(Collected data entries)
___
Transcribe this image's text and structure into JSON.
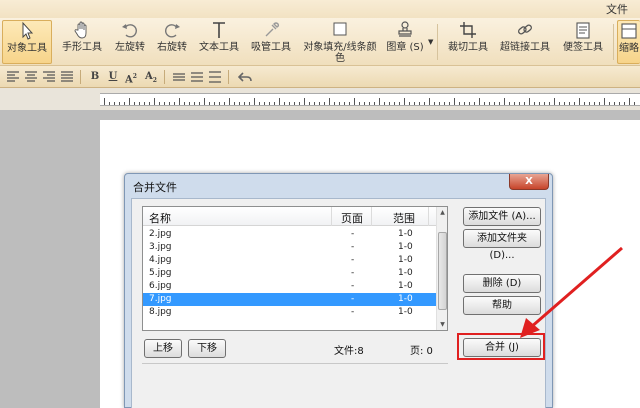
{
  "menu": {
    "file": "文件"
  },
  "toolbar": {
    "tools": [
      {
        "label": "对象工具",
        "icon": "cursor-arrow-icon"
      },
      {
        "label": "手形工具",
        "icon": "hand-icon"
      },
      {
        "label": "左旋转",
        "icon": "rotate-left-icon"
      },
      {
        "label": "右旋转",
        "icon": "rotate-right-icon"
      },
      {
        "label": "文本工具",
        "icon": "text-t-icon"
      },
      {
        "label": "吸管工具",
        "icon": "eyedropper-icon"
      },
      {
        "label": "对象填充/线条颜",
        "label2": "色",
        "icon": "fill-square-icon"
      },
      {
        "label": "图章 (S)",
        "icon": "stamp-icon"
      },
      {
        "label": "裁切工具",
        "icon": "crop-icon"
      },
      {
        "label": "超链接工具",
        "icon": "link-icon"
      },
      {
        "label": "便签工具",
        "icon": "note-icon"
      },
      {
        "label": "缩略",
        "icon": "thumbnail-icon"
      }
    ]
  },
  "format_bar": {
    "bold": "B",
    "italic": "U",
    "superscript": "A",
    "subscript": "A"
  },
  "dialog": {
    "title": "合并文件",
    "close": "X",
    "columns": {
      "name": "名称",
      "page": "页面",
      "range": "范围"
    },
    "rows": [
      {
        "name": "2.jpg",
        "page": "-",
        "range": "1-0"
      },
      {
        "name": "3.jpg",
        "page": "-",
        "range": "1-0"
      },
      {
        "name": "4.jpg",
        "page": "-",
        "range": "1-0"
      },
      {
        "name": "5.jpg",
        "page": "-",
        "range": "1-0"
      },
      {
        "name": "6.jpg",
        "page": "-",
        "range": "1-0"
      },
      {
        "name": "7.jpg",
        "page": "-",
        "range": "1-0",
        "selected": true
      },
      {
        "name": "8.jpg",
        "page": "-",
        "range": "1-0"
      }
    ],
    "buttons": {
      "add_file": "添加文件 (A)...",
      "add_folder": "添加文件夹 (D)...",
      "delete": "删除 (D)",
      "help": "帮助",
      "move_up": "上移",
      "move_down": "下移",
      "merge": "合并 (J)"
    },
    "status": {
      "files": "文件:8",
      "pages": "页: 0"
    }
  },
  "colors": {
    "selection": "#3399ff",
    "highlight": "#e02020",
    "ribbon": "#f0dfbd"
  }
}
___
• **TASK TO COMPLETE**
Exclude the pictures. Write out the remaining data exactly.

• **WORKED ANSWER**
Transcribe this image's text and structure into JSON.
{
  "menu": {
    "file": "文件"
  },
  "toolbar": {
    "tools": [
      {
        "label": "对象工具",
        "icon": "cursor-arrow-icon"
      },
      {
        "label": "手形工具",
        "icon": "hand-icon"
      },
      {
        "label": "左旋转",
        "icon": "rotate-left-icon"
      },
      {
        "label": "右旋转",
        "icon": "rotate-right-icon"
      },
      {
        "label": "文本工具",
        "icon": "text-t-icon"
      },
      {
        "label": "吸管工具",
        "icon": "eyedropper-icon"
      },
      {
        "label": "对象填充/线条颜",
        "label2": "色",
        "icon": "fill-square-icon"
      },
      {
        "label": "图章 (S)",
        "icon": "stamp-icon"
      },
      {
        "label": "裁切工具",
        "icon": "crop-icon"
      },
      {
        "label": "超链接工具",
        "icon": "link-icon"
      },
      {
        "label": "便签工具",
        "icon": "note-icon"
      },
      {
        "label": "缩略",
        "icon": "thumbnail-icon"
      }
    ]
  },
  "format_bar": {
    "bold": "B",
    "italic": "U",
    "superscript": "A",
    "subscript": "A"
  },
  "dialog": {
    "title": "合并文件",
    "close": "X",
    "columns": {
      "name": "名称",
      "page": "页面",
      "range": "范围"
    },
    "rows": [
      {
        "name": "2.jpg",
        "page": "-",
        "range": "1-0"
      },
      {
        "name": "3.jpg",
        "page": "-",
        "range": "1-0"
      },
      {
        "name": "4.jpg",
        "page": "-",
        "range": "1-0"
      },
      {
        "name": "5.jpg",
        "page": "-",
        "range": "1-0"
      },
      {
        "name": "6.jpg",
        "page": "-",
        "range": "1-0"
      },
      {
        "name": "7.jpg",
        "page": "-",
        "range": "1-0",
        "selected": true
      },
      {
        "name": "8.jpg",
        "page": "-",
        "range": "1-0"
      }
    ],
    "buttons": {
      "add_file": "添加文件 (A)...",
      "add_folder": "添加文件夹 (D)...",
      "delete": "删除 (D)",
      "help": "帮助",
      "move_up": "上移",
      "move_down": "下移",
      "merge": "合并 (J)"
    },
    "status": {
      "files": "文件:8",
      "pages": "页: 0"
    }
  },
  "colors": {
    "selection": "#3399ff",
    "highlight": "#e02020",
    "ribbon": "#f0dfbd"
  }
}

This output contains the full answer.